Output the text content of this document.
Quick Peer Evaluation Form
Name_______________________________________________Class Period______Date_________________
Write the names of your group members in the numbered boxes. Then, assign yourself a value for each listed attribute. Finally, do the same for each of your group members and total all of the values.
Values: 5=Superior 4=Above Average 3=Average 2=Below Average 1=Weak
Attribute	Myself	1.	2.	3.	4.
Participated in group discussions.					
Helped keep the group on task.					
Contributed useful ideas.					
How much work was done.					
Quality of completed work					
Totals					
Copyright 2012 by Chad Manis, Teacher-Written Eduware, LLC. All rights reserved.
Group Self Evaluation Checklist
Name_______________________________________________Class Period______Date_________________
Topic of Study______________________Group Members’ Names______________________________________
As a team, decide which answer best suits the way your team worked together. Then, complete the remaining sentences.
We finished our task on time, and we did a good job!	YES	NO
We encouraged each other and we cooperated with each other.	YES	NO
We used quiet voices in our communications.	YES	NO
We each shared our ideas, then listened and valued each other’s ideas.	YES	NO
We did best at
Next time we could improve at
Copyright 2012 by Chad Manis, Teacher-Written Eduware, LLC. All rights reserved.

************

• Stated exercise: Write out the listing once more, matching it exactly.

• Result below:
Output the text content of this document.
Quick Peer Evaluation Form
Name_______________________________________________Class Period______Date_________________
Write the names of your group members in the numbered boxes. Then, assign yourself a value for each listed attribute. Finally, do the same for each of your group members and total all of the values.
Values: 5=Superior 4=Above Average 3=Average 2=Below Average 1=Weak
Attribute	Myself	1.	2.	3.	4.
Participated in group discussions.					
Helped keep the group on task.					
Contributed useful ideas.					
How much work was done.					
Quality of completed work					
Totals					
Copyright 2012 by Chad Manis, Teacher-Written Eduware, LLC. All rights reserved.
Group Self Evaluation Checklist
Name_______________________________________________Class Period______Date_________________
Topic of Study______________________Group Members’ Names______________________________________
As a team, decide which answer best suits the way your team worked together. Then, complete the remaining sentences.
We finished our task on time, and we did a good job!	YES	NO
We encouraged each other and we cooperated with each other.	YES	NO
We used quiet voices in our communications.	YES	NO
We each shared our ideas, then listened and valued each other’s ideas.	YES	NO
We did best at
Next time we could improve at
Copyright 2012 by Chad Manis, Teacher-Written Eduware, LLC. All rights reserved.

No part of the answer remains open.